- **WHAT THE TASK ASKS**
Check each line of the records below and collect those holding "last".

— Begin —

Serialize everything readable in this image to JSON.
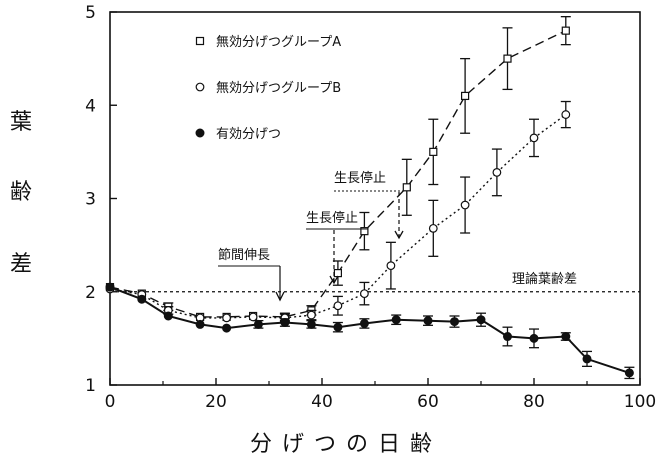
{
  "chart_data": {
    "type": "line",
    "title": "",
    "ylabel_chars": [
      "葉",
      "齢",
      "差"
    ],
    "xlabel": "分げつの日齢",
    "xlim": [
      0,
      100
    ],
    "ylim": [
      1,
      5
    ],
    "x_ticks": [
      "0",
      "20",
      "40",
      "60",
      "80",
      "100"
    ],
    "y_ticks": [
      "1",
      "2",
      "3",
      "4",
      "5"
    ],
    "legend": {
      "position": "top-left",
      "entries": [
        "無効分げつグループA",
        "無効分げつグループB",
        "有効分げつ"
      ]
    },
    "reference_line": {
      "label": "理論葉齢差",
      "y": 2.0
    },
    "annotations": {
      "internode": "節間伸長",
      "stopA": "生長停止",
      "stopB": "生長停止"
    },
    "series": [
      {
        "name": "無効分げつグループA",
        "marker": "square",
        "line": "dashed",
        "points": [
          {
            "x": 0,
            "y": 2.05,
            "err": 0.03
          },
          {
            "x": 6,
            "y": 1.98,
            "err": 0.03
          },
          {
            "x": 11,
            "y": 1.84,
            "err": 0.04
          },
          {
            "x": 17,
            "y": 1.73,
            "err": 0.03
          },
          {
            "x": 22,
            "y": 1.73,
            "err": 0.03
          },
          {
            "x": 27,
            "y": 1.74,
            "err": 0.03
          },
          {
            "x": 33,
            "y": 1.73,
            "err": 0.04
          },
          {
            "x": 38,
            "y": 1.8,
            "err": 0.05
          },
          {
            "x": 43,
            "y": 2.2,
            "err": 0.13
          },
          {
            "x": 48,
            "y": 2.65,
            "err": 0.2
          },
          {
            "x": 56,
            "y": 3.12,
            "err": 0.3
          },
          {
            "x": 61,
            "y": 3.5,
            "err": 0.35
          },
          {
            "x": 67,
            "y": 4.1,
            "err": 0.4
          },
          {
            "x": 75,
            "y": 4.5,
            "err": 0.33
          },
          {
            "x": 86,
            "y": 4.8,
            "err": 0.15
          }
        ]
      },
      {
        "name": "無効分げつグループB",
        "marker": "circle",
        "line": "dotted",
        "points": [
          {
            "x": 0,
            "y": 2.03,
            "err": 0.03
          },
          {
            "x": 6,
            "y": 1.97,
            "err": 0.03
          },
          {
            "x": 11,
            "y": 1.8,
            "err": 0.04
          },
          {
            "x": 17,
            "y": 1.72,
            "err": 0.03
          },
          {
            "x": 22,
            "y": 1.72,
            "err": 0.03
          },
          {
            "x": 27,
            "y": 1.73,
            "err": 0.03
          },
          {
            "x": 33,
            "y": 1.72,
            "err": 0.04
          },
          {
            "x": 38,
            "y": 1.75,
            "err": 0.05
          },
          {
            "x": 43,
            "y": 1.85,
            "err": 0.1
          },
          {
            "x": 48,
            "y": 1.98,
            "err": 0.12
          },
          {
            "x": 53,
            "y": 2.28,
            "err": 0.25
          },
          {
            "x": 61,
            "y": 2.68,
            "err": 0.3
          },
          {
            "x": 67,
            "y": 2.93,
            "err": 0.3
          },
          {
            "x": 73,
            "y": 3.28,
            "err": 0.25
          },
          {
            "x": 80,
            "y": 3.65,
            "err": 0.2
          },
          {
            "x": 86,
            "y": 3.9,
            "err": 0.14
          }
        ]
      },
      {
        "name": "有効分げつ",
        "marker": "filled-circle",
        "line": "solid",
        "points": [
          {
            "x": 0,
            "y": 2.05,
            "err": 0.03
          },
          {
            "x": 6,
            "y": 1.92,
            "err": 0.03
          },
          {
            "x": 11,
            "y": 1.74,
            "err": 0.03
          },
          {
            "x": 17,
            "y": 1.65,
            "err": 0.03
          },
          {
            "x": 22,
            "y": 1.61,
            "err": 0.03
          },
          {
            "x": 28,
            "y": 1.65,
            "err": 0.04
          },
          {
            "x": 33,
            "y": 1.67,
            "err": 0.04
          },
          {
            "x": 38,
            "y": 1.65,
            "err": 0.04
          },
          {
            "x": 43,
            "y": 1.62,
            "err": 0.05
          },
          {
            "x": 48,
            "y": 1.66,
            "err": 0.05
          },
          {
            "x": 54,
            "y": 1.7,
            "err": 0.05
          },
          {
            "x": 60,
            "y": 1.69,
            "err": 0.05
          },
          {
            "x": 65,
            "y": 1.68,
            "err": 0.06
          },
          {
            "x": 70,
            "y": 1.7,
            "err": 0.07
          },
          {
            "x": 75,
            "y": 1.52,
            "err": 0.1
          },
          {
            "x": 80,
            "y": 1.5,
            "err": 0.1
          },
          {
            "x": 86,
            "y": 1.52,
            "err": 0.04
          },
          {
            "x": 90,
            "y": 1.28,
            "err": 0.08
          },
          {
            "x": 98,
            "y": 1.13,
            "err": 0.06
          }
        ]
      }
    ]
  }
}
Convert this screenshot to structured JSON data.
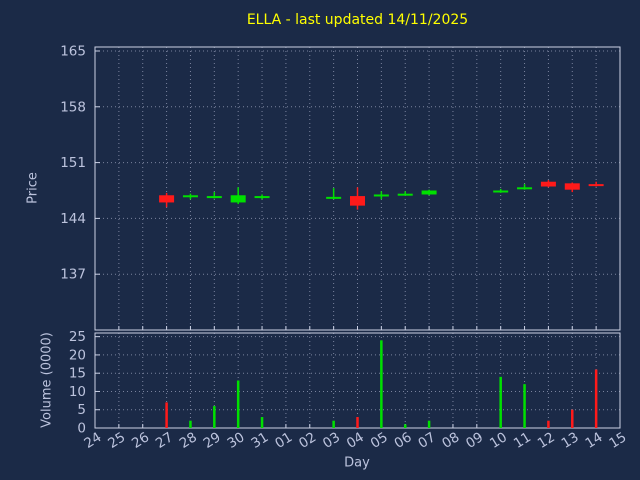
{
  "title": "ELLA - last updated 14/11/2025",
  "colors": {
    "background": "#1b2a47",
    "title_text": "#ffff00",
    "axis_text": "#bcc3dd",
    "grid": "#9aa1bb",
    "border": "#ccd2e6",
    "up": "#00e000",
    "down": "#ff1a1a"
  },
  "chart_data": {
    "type": "candlestick-with-volume",
    "title": "ELLA - last updated 14/11/2025",
    "xlabel": "Day",
    "price_ylabel": "Price",
    "volume_ylabel": "Volume (0000)",
    "x_categories": [
      "24",
      "25",
      "26",
      "27",
      "28",
      "29",
      "30",
      "31",
      "01",
      "02",
      "03",
      "04",
      "05",
      "06",
      "07",
      "08",
      "09",
      "10",
      "11",
      "12",
      "13",
      "14",
      "15"
    ],
    "price_ticks": [
      137,
      144,
      151,
      158,
      165
    ],
    "price_range": [
      130,
      165.5
    ],
    "volume_ticks": [
      0,
      5,
      10,
      15,
      20,
      25
    ],
    "volume_range": [
      0,
      26
    ],
    "legend_position": "none",
    "grid": "dotted",
    "candles": [
      {
        "day": "27",
        "open": 146.9,
        "high": 147.2,
        "low": 145.4,
        "close": 146.0,
        "volume": 7
      },
      {
        "day": "28",
        "open": 146.7,
        "high": 147.1,
        "low": 146.4,
        "close": 146.9,
        "volume": 2
      },
      {
        "day": "29",
        "open": 146.7,
        "high": 147.3,
        "low": 146.5,
        "close": 146.8,
        "volume": 6
      },
      {
        "day": "30",
        "open": 146.0,
        "high": 147.9,
        "low": 145.8,
        "close": 146.9,
        "volume": 13
      },
      {
        "day": "31",
        "open": 146.7,
        "high": 147.0,
        "low": 146.4,
        "close": 146.8,
        "volume": 3
      },
      {
        "day": "03",
        "open": 146.6,
        "high": 147.8,
        "low": 146.4,
        "close": 146.7,
        "volume": 2
      },
      {
        "day": "04",
        "open": 146.8,
        "high": 147.9,
        "low": 145.1,
        "close": 145.6,
        "volume": 3
      },
      {
        "day": "05",
        "open": 146.8,
        "high": 147.4,
        "low": 146.4,
        "close": 147.0,
        "volume": 24
      },
      {
        "day": "06",
        "open": 147.0,
        "high": 147.4,
        "low": 146.9,
        "close": 147.1,
        "volume": 1
      },
      {
        "day": "07",
        "open": 147.0,
        "high": 147.6,
        "low": 146.9,
        "close": 147.5,
        "volume": 2
      },
      {
        "day": "10",
        "open": 147.4,
        "high": 147.7,
        "low": 147.2,
        "close": 147.5,
        "volume": 14
      },
      {
        "day": "11",
        "open": 147.8,
        "high": 148.3,
        "low": 147.6,
        "close": 147.9,
        "volume": 12
      },
      {
        "day": "12",
        "open": 148.6,
        "high": 148.8,
        "low": 147.9,
        "close": 148.0,
        "volume": 2
      },
      {
        "day": "13",
        "open": 148.4,
        "high": 148.5,
        "low": 147.3,
        "close": 147.6,
        "volume": 5
      },
      {
        "day": "14",
        "open": 148.3,
        "high": 148.6,
        "low": 148.0,
        "close": 148.1,
        "volume": 16
      }
    ]
  }
}
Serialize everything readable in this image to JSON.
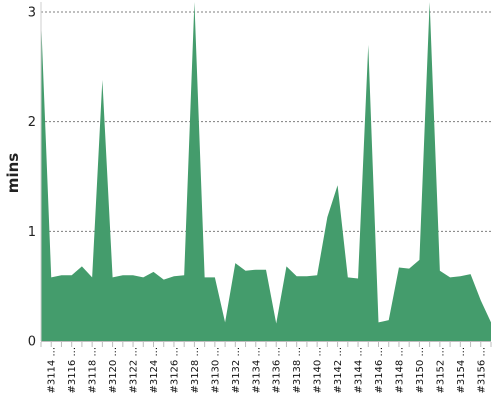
{
  "chart_data": {
    "type": "area",
    "title": "",
    "ylabel": "mins",
    "xlabel": "",
    "ylim": [
      0,
      3
    ],
    "y_ticks": [
      0,
      1,
      2,
      3
    ],
    "grid": true,
    "area_color": "#449c6c",
    "x_tick_labels": [
      "#3114 ...",
      "#3116 ...",
      "#3118 ...",
      "#3120 ...",
      "#3122 ...",
      "#3124 ...",
      "#3126 ...",
      "#3128 ...",
      "#3130 ...",
      "#3132 ...",
      "#3134 ...",
      "#3136 ...",
      "#3138 ...",
      "#3140 ...",
      "#3142 ...",
      "#3144 ...",
      "#3146 ...",
      "#3148 ...",
      "#3150 ...",
      "#3152 ...",
      "#3154 ...",
      "#3156 ..."
    ],
    "x": [
      3113,
      3114,
      3115,
      3116,
      3117,
      3118,
      3119,
      3120,
      3121,
      3122,
      3123,
      3124,
      3125,
      3126,
      3127,
      3128,
      3129,
      3130,
      3131,
      3132,
      3133,
      3134,
      3135,
      3136,
      3137,
      3138,
      3139,
      3140,
      3141,
      3142,
      3143,
      3144,
      3145,
      3146,
      3147,
      3148,
      3149,
      3150,
      3151,
      3152,
      3153,
      3154,
      3155,
      3156,
      3157
    ],
    "values": [
      2.95,
      0.58,
      0.6,
      0.6,
      0.68,
      0.58,
      2.38,
      0.58,
      0.6,
      0.6,
      0.58,
      0.63,
      0.56,
      0.59,
      0.6,
      3.2,
      0.58,
      0.58,
      0.17,
      0.71,
      0.64,
      0.65,
      0.65,
      0.16,
      0.68,
      0.59,
      0.59,
      0.6,
      1.13,
      1.42,
      0.58,
      0.57,
      2.7,
      0.17,
      0.19,
      0.67,
      0.66,
      0.74,
      3.2,
      0.64,
      0.58,
      0.59,
      0.61,
      0.37,
      0.17
    ]
  }
}
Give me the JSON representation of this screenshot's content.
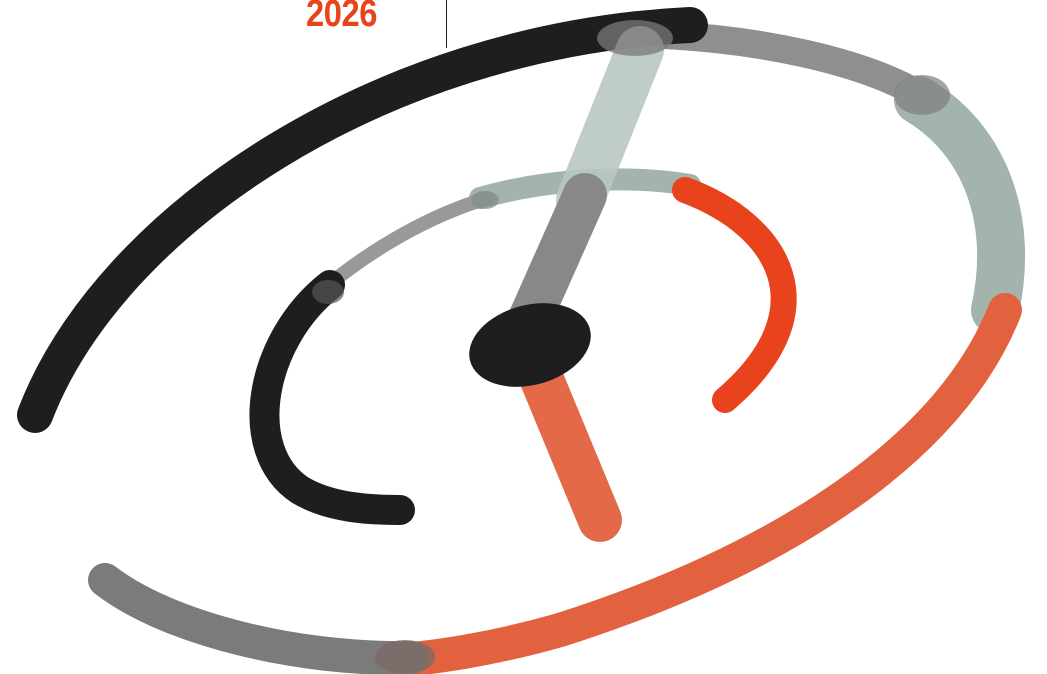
{
  "header": {
    "year": "2026"
  },
  "emblem": {
    "colors": {
      "black": "#1e1e1e",
      "gray": "#8c8c8c",
      "sage": "#a3b4ad",
      "orange": "#e8431c",
      "salmon": "#e2613f"
    }
  }
}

— End —

- **PROBLEM SOLUTION**
  "title": "ELLA - last updated 14/11/2025",
    "title": "ELLA - last updated 14/11/2025",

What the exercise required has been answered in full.